Quote every line as given.

_ _ _

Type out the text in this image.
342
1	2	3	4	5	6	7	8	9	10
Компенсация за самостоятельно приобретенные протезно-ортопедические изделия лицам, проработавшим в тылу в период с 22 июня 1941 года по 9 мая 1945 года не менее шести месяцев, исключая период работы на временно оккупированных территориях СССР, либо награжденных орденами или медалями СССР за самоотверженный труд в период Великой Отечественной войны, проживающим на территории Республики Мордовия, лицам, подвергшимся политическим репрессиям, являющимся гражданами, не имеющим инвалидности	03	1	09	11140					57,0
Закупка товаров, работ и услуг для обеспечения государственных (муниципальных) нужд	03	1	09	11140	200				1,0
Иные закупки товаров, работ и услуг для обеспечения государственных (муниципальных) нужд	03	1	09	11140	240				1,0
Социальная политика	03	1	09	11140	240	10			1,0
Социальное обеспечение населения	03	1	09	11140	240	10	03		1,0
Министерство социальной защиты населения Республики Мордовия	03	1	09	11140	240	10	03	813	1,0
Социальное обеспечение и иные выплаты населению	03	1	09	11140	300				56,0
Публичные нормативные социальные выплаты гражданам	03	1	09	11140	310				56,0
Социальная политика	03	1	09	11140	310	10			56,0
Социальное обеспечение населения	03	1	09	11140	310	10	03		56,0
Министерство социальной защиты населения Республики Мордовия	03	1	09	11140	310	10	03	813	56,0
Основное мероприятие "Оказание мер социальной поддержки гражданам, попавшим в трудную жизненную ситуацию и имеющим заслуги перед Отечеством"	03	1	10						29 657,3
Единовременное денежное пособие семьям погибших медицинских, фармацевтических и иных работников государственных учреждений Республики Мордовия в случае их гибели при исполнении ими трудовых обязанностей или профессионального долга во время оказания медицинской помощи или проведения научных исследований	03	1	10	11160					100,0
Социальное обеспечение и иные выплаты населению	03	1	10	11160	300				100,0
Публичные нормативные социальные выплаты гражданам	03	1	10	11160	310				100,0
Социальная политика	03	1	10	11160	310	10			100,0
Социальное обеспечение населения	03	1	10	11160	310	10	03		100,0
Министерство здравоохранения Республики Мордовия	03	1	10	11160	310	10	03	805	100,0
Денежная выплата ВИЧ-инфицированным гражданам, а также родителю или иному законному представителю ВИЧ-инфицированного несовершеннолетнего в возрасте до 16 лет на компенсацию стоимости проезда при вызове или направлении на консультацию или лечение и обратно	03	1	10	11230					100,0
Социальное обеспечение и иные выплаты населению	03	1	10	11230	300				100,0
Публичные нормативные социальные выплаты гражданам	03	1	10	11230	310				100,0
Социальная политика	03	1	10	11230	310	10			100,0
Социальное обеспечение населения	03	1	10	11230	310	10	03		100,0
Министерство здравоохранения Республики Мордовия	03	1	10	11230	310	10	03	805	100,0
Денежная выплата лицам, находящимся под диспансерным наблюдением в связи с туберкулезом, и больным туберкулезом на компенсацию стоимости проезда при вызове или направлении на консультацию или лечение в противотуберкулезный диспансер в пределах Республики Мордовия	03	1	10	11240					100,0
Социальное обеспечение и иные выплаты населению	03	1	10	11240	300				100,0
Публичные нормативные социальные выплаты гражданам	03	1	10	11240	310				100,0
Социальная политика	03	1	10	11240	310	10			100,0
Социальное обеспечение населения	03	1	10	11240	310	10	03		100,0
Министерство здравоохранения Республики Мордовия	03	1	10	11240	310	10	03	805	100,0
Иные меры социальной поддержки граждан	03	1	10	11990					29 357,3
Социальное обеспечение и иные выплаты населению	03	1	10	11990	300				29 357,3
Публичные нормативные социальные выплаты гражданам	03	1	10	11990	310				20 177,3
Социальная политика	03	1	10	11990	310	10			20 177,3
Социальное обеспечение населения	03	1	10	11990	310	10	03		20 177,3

_ _ _

• Written response:
Type out the text in this image.
342
1	2	3	4	5	6	7	8	9	10
Компенсация за самостоятельно приобретенные протезно-ортопедические изделия лицам, проработавшим в тылу в период с 22 июня 1941 года по 9 мая 1945 года не менее шести месяцев, исключая период работы на временно оккупированных территориях СССР, либо награжденных орденами или медалями СССР за самоотверженный труд в период Великой Отечественной войны, проживающим на территории Республики Мордовия, лицам, подвергшимся политическим репрессиям, являющимся гражданами, не имеющим инвалидности	03	1	09	11140					57,0
Закупка товаров, работ и услуг для обеспечения государственных (муниципальных) нужд	03	1	09	11140	200				1,0
Иные закупки товаров, работ и услуг для обеспечения государственных (муниципальных) нужд	03	1	09	11140	240				1,0
Социальная политика	03	1	09	11140	240	10			1,0
Социальное обеспечение населения	03	1	09	11140	240	10	03		1,0
Министерство социальной защиты населения Республики Мордовия	03	1	09	11140	240	10	03	813	1,0
Социальное обеспечение и иные выплаты населению	03	1	09	11140	300				56,0
Публичные нормативные социальные выплаты гражданам	03	1	09	11140	310				56,0
Социальная политика	03	1	09	11140	310	10			56,0
Социальное обеспечение населения	03	1	09	11140	310	10	03		56,0
Министерство социальной защиты населения Республики Мордовия	03	1	09	11140	310	10	03	813	56,0
Основное мероприятие "Оказание мер социальной поддержки гражданам, попавшим в трудную жизненную ситуацию и имеющим заслуги перед Отечеством"	03	1	10						29 657,3
Единовременное денежное пособие семьям погибших медицинских, фармацевтических и иных работников государственных учреждений Республики Мордовия в случае их гибели при исполнении ими трудовых обязанностей или профессионального долга во время оказания медицинской помощи или проведения научных исследований	03	1	10	11160					100,0
Социальное обеспечение и иные выплаты населению	03	1	10	11160	300				100,0
Публичные нормативные социальные выплаты гражданам	03	1	10	11160	310				100,0
Социальная политика	03	1	10	11160	310	10			100,0
Социальное обеспечение населения	03	1	10	11160	310	10	03		100,0
Министерство здравоохранения Республики Мордовия	03	1	10	11160	310	10	03	805	100,0
Денежная выплата ВИЧ-инфицированным гражданам, а также родителю или иному законному представителю ВИЧ-инфицированного несовершеннолетнего в возрасте до 16 лет на компенсацию стоимости проезда при вызове или направлении на консультацию или лечение и обратно	03	1	10	11230					100,0
Социальное обеспечение и иные выплаты населению	03	1	10	11230	300				100,0
Публичные нормативные социальные выплаты гражданам	03	1	10	11230	310				100,0
Социальная политика	03	1	10	11230	310	10			100,0
Социальное обеспечение населения	03	1	10	11230	310	10	03		100,0
Министерство здравоохранения Республики Мордовия	03	1	10	11230	310	10	03	805	100,0
Денежная выплата лицам, находящимся под диспансерным наблюдением в связи с туберкулезом, и больным туберкулезом на компенсацию стоимости проезда при вызове или направлении на консультацию или лечение в противотуберкулезный диспансер в пределах Республики Мордовия	03	1	10	11240					100,0
Социальное обеспечение и иные выплаты населению	03	1	10	11240	300				100,0
Публичные нормативные социальные выплаты гражданам	03	1	10	11240	310				100,0
Социальная политика	03	1	10	11240	310	10			100,0
Социальное обеспечение населения	03	1	10	11240	310	10	03		100,0
Министерство здравоохранения Республики Мордовия	03	1	10	11240	310	10	03	805	100,0
Иные меры социальной поддержки граждан	03	1	10	11990					29 357,3
Социальное обеспечение и иные выплаты населению	03	1	10	11990	300				29 357,3
Публичные нормативные социальные выплаты гражданам	03	1	10	11990	310				20 177,3
Социальная политика	03	1	10	11990	310	10			20 177,3
Социальное обеспечение населения	03	1	10	11990	310	10	03		20 177,3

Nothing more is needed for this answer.